## [DOCUMENT SEGMENT]
===============

Tapti wrote:Though there must be reasons why MIPS isn't as popular as ARM.
ARM has been very good at providing their customers support, comprehensive tools, peripheral IPs and development aid. They simply provide a good range of support so that the customers can develop their systems as planned. Also, ARM is like an established standard in the embedded world, there are loads of engineers who know ARM processors which often leads to that they choose ARM.
I used to play around with an ET9000, which is a DVB-S receiver based on Broadcom's BCM7405, and even wrote a simple Hello world! example for it. Playing around with MIPS can certainly be fun, once you have some platform for testing your code. But I agree with the others that ARM seems to be more common these days.
There are a lot of MIPS devices on the market these days, you might find OpenWrt wiki/forums a useful source of information, you can usually find serial pinouts.. SoC information, occasionally enough references to find a datasheet with some google fu.
WikiDevi is also handy to search for devices, and other information.
Twitter: @canadianbryan. Award by smcerm, I stole it. Original was larger.
You could always go for a smaller embedded OS and use a chipkit board which uses a PIC32 which is MIPS.
And yes, I think MIPS is easier than ARM, by a long way.
Also, there's no reason why you can't just use QEMU or some other MIPS simulator to start on. There are a ton of ols SGI machines out there that would suffice, an Indy? Full docs are available for them.

===============

## [GIVEN DATA]
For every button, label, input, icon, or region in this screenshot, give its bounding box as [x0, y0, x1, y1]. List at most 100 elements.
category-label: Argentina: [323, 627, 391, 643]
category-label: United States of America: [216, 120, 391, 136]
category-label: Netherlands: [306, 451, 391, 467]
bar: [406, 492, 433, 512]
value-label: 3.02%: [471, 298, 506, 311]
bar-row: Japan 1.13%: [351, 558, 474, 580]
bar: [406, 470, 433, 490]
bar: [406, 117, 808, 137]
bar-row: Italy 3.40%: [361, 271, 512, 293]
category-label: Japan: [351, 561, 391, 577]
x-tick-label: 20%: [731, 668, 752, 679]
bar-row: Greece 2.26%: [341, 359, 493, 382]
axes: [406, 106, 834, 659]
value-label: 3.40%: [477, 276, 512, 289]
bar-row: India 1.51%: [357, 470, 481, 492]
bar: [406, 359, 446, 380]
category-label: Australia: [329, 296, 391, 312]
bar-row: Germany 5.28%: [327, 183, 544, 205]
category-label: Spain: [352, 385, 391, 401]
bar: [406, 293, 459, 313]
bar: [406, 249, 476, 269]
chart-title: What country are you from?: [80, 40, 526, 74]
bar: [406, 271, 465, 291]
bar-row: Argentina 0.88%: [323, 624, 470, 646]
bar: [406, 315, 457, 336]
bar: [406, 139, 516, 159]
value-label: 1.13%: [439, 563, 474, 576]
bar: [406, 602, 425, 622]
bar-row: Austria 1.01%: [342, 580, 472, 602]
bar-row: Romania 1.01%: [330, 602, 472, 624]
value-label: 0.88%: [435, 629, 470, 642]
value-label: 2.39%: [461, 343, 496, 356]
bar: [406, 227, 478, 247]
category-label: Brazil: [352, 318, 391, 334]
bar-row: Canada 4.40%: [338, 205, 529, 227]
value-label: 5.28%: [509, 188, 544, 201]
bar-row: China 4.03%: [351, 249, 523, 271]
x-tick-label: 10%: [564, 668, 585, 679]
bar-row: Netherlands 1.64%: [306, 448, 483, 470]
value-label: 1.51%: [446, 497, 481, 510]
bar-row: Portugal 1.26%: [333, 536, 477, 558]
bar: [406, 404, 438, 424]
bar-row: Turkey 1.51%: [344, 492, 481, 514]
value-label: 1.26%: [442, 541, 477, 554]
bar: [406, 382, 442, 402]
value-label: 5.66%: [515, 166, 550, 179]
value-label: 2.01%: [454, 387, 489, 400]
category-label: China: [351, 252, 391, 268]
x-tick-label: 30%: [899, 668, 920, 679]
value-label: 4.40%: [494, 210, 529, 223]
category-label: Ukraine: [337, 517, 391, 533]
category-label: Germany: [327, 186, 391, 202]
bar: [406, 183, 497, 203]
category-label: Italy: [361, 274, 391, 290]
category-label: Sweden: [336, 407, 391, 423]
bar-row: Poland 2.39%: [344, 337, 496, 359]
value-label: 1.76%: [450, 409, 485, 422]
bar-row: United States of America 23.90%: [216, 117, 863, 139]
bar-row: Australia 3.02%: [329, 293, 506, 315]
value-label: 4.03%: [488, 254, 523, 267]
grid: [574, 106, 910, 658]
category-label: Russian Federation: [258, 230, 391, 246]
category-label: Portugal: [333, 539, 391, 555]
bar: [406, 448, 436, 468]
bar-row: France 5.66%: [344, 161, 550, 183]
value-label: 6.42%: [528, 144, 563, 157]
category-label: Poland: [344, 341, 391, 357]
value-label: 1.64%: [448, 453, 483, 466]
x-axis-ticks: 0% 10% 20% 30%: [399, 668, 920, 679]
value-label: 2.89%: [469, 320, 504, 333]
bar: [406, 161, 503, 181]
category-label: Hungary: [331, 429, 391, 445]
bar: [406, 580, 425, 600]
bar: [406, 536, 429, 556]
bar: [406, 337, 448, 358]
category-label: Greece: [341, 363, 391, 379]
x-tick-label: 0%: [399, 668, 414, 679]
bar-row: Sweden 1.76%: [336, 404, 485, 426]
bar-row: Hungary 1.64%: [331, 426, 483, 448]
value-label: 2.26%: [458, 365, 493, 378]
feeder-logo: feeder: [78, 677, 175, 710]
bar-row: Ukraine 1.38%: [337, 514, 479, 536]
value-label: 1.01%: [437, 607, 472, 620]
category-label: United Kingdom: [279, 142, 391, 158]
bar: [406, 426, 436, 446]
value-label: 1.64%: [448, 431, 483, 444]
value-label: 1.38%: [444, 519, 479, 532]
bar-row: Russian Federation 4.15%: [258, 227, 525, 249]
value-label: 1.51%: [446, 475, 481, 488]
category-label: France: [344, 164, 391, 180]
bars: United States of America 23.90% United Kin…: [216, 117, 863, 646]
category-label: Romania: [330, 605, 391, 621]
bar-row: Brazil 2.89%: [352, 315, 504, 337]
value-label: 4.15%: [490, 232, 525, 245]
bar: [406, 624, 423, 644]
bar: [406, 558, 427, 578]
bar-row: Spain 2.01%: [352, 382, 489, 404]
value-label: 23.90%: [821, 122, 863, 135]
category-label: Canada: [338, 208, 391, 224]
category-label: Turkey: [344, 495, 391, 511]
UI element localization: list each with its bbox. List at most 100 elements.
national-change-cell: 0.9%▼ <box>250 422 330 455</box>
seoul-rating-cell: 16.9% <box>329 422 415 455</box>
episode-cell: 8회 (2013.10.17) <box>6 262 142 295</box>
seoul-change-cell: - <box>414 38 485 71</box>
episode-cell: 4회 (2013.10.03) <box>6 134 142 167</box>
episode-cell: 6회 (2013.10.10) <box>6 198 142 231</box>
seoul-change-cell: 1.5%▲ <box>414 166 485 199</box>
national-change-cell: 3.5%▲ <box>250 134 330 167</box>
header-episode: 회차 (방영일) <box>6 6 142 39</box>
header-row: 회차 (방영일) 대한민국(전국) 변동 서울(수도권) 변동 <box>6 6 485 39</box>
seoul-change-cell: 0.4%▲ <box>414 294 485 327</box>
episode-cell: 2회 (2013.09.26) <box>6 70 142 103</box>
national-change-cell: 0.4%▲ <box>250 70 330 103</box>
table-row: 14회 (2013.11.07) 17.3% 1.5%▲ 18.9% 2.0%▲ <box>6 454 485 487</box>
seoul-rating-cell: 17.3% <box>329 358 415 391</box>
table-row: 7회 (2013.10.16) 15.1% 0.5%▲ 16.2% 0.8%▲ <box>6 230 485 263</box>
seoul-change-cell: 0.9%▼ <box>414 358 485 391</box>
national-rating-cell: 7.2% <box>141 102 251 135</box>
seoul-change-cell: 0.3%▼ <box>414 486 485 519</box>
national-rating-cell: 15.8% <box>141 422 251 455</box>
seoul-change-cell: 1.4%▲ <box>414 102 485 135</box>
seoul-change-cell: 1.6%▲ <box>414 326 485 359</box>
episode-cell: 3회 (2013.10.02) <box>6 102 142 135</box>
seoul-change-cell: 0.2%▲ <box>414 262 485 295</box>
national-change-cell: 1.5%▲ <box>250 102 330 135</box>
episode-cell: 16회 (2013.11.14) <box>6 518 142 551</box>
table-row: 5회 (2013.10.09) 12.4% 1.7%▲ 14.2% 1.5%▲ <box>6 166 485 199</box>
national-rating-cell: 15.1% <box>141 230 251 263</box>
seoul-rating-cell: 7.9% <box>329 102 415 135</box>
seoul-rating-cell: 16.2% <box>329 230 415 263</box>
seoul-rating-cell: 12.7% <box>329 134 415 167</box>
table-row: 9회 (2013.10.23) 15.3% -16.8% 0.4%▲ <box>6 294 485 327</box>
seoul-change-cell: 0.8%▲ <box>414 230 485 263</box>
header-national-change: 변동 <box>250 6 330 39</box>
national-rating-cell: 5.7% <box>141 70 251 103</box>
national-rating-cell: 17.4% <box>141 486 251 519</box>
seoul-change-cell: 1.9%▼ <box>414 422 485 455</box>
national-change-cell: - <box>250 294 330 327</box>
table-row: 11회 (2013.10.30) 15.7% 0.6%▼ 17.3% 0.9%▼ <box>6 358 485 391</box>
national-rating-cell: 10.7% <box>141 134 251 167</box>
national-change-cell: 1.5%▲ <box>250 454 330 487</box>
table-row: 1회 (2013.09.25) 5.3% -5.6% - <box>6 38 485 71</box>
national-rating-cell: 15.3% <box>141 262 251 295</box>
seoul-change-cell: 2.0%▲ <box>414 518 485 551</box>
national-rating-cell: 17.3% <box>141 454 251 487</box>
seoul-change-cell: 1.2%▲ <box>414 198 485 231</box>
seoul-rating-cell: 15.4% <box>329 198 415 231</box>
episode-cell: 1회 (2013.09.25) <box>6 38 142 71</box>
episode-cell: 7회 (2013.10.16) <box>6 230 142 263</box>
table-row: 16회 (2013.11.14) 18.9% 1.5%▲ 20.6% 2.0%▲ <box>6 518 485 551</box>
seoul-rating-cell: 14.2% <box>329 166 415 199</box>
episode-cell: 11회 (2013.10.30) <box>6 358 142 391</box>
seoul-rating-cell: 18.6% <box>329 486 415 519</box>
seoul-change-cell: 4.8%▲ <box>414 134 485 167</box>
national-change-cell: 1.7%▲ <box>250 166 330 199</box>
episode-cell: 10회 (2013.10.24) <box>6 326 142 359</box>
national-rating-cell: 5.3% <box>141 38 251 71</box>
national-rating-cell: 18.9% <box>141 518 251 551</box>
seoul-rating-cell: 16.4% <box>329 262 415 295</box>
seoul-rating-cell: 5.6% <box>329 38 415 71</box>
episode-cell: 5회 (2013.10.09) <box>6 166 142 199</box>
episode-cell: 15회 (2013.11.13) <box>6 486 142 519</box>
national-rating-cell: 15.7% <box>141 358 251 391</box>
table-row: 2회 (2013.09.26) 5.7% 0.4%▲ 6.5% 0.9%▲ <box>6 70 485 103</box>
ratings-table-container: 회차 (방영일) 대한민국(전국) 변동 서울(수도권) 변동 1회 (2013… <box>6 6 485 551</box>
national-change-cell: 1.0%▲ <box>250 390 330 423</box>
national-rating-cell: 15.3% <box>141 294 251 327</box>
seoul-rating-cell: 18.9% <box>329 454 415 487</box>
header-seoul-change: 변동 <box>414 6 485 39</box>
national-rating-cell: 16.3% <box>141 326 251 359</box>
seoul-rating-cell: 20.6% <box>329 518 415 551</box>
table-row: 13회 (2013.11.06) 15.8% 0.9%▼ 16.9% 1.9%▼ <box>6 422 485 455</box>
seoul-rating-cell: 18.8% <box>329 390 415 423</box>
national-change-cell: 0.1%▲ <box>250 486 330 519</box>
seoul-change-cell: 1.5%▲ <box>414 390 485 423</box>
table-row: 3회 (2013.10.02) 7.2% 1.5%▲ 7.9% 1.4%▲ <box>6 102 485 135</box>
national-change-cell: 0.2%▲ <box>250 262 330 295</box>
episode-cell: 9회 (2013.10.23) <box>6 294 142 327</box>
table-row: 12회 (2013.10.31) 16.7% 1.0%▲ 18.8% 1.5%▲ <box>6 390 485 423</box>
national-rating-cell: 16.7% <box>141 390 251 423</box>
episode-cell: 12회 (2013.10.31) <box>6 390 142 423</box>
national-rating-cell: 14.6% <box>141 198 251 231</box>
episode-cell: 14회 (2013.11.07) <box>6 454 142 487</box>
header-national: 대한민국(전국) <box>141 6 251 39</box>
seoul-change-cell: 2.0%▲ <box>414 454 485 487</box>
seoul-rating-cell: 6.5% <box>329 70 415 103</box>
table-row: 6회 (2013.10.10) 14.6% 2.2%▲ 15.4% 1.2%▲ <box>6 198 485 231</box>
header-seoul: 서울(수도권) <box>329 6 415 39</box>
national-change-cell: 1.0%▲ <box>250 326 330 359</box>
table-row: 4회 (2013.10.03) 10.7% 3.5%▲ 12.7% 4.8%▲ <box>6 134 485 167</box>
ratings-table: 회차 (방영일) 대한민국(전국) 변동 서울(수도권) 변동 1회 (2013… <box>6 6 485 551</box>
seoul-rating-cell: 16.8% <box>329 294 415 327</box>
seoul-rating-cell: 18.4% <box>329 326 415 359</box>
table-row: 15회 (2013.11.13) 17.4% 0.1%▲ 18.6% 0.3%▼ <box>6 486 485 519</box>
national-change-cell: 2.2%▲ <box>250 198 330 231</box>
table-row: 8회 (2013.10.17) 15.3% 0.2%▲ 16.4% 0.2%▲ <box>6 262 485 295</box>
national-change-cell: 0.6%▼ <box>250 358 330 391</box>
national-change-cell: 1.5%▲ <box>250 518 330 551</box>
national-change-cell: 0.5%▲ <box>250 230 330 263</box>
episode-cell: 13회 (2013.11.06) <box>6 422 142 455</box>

===============

## [WORK REQUEST]
In the forum discussion of MIPS and ARM, which Broadcom chip is the ET9000 DVB-S receiver based on?

## [FINAL ANSWER]
The BCM7405.